## EXERCISE INPUTS
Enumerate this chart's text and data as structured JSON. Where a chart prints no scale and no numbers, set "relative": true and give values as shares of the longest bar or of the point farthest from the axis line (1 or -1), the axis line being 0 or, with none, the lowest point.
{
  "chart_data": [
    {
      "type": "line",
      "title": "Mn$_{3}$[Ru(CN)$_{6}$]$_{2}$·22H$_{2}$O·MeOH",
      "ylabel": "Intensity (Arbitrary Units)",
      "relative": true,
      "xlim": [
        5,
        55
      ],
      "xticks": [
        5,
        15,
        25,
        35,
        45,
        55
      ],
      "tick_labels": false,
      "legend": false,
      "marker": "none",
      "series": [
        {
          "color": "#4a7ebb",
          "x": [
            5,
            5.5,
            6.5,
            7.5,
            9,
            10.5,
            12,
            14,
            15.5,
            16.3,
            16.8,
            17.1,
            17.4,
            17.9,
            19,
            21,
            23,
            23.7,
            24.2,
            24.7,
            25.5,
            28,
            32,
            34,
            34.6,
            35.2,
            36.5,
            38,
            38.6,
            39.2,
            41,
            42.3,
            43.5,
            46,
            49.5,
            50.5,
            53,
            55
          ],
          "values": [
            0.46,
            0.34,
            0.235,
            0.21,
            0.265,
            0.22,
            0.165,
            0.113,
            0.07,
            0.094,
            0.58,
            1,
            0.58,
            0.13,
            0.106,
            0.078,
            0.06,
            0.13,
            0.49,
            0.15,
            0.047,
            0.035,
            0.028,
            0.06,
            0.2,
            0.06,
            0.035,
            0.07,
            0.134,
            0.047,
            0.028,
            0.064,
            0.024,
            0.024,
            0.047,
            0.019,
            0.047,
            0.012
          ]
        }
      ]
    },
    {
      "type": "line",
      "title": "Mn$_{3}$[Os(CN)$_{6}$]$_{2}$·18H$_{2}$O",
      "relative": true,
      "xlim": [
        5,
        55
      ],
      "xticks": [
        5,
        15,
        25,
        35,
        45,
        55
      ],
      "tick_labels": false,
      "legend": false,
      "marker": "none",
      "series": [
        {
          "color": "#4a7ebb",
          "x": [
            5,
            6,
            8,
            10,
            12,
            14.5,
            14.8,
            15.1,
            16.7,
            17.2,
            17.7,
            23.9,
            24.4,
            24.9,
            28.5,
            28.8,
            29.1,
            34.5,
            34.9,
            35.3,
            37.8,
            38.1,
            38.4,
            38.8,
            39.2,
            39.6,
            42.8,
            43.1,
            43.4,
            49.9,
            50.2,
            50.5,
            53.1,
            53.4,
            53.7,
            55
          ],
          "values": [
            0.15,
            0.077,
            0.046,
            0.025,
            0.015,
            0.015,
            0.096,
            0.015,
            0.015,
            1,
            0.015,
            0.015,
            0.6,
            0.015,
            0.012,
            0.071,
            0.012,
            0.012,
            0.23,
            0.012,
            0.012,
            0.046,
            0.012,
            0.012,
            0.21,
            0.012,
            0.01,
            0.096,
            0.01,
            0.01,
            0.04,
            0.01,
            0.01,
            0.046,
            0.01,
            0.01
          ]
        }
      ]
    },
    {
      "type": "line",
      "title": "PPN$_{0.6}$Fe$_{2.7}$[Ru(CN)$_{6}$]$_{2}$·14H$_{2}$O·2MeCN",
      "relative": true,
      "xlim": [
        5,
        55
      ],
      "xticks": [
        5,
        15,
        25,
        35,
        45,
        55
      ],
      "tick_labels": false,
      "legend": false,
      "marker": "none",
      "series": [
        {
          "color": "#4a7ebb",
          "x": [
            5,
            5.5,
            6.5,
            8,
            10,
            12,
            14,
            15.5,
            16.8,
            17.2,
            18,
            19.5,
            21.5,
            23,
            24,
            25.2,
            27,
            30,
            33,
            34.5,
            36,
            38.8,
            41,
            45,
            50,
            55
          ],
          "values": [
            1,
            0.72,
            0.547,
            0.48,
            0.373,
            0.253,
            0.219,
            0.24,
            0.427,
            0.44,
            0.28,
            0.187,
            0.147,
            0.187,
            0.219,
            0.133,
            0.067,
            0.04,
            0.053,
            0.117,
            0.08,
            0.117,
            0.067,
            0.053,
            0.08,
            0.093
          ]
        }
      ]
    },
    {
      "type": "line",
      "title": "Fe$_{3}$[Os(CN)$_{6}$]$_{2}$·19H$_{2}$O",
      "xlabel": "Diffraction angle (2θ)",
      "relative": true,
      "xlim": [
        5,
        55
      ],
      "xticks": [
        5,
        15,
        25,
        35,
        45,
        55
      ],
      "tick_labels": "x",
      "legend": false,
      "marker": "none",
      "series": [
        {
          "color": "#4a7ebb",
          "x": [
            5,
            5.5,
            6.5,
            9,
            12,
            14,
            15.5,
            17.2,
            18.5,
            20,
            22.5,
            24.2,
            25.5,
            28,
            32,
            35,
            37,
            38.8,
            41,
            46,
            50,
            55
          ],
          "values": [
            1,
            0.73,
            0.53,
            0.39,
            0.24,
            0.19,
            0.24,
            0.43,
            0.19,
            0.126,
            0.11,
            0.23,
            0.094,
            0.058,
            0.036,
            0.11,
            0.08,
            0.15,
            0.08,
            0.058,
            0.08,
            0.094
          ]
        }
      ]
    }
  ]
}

## EXERCISE DIRECTIONS
Of the lines in the material, how many include "title"? Respond with the number alone.

## ANSWER BELOW
4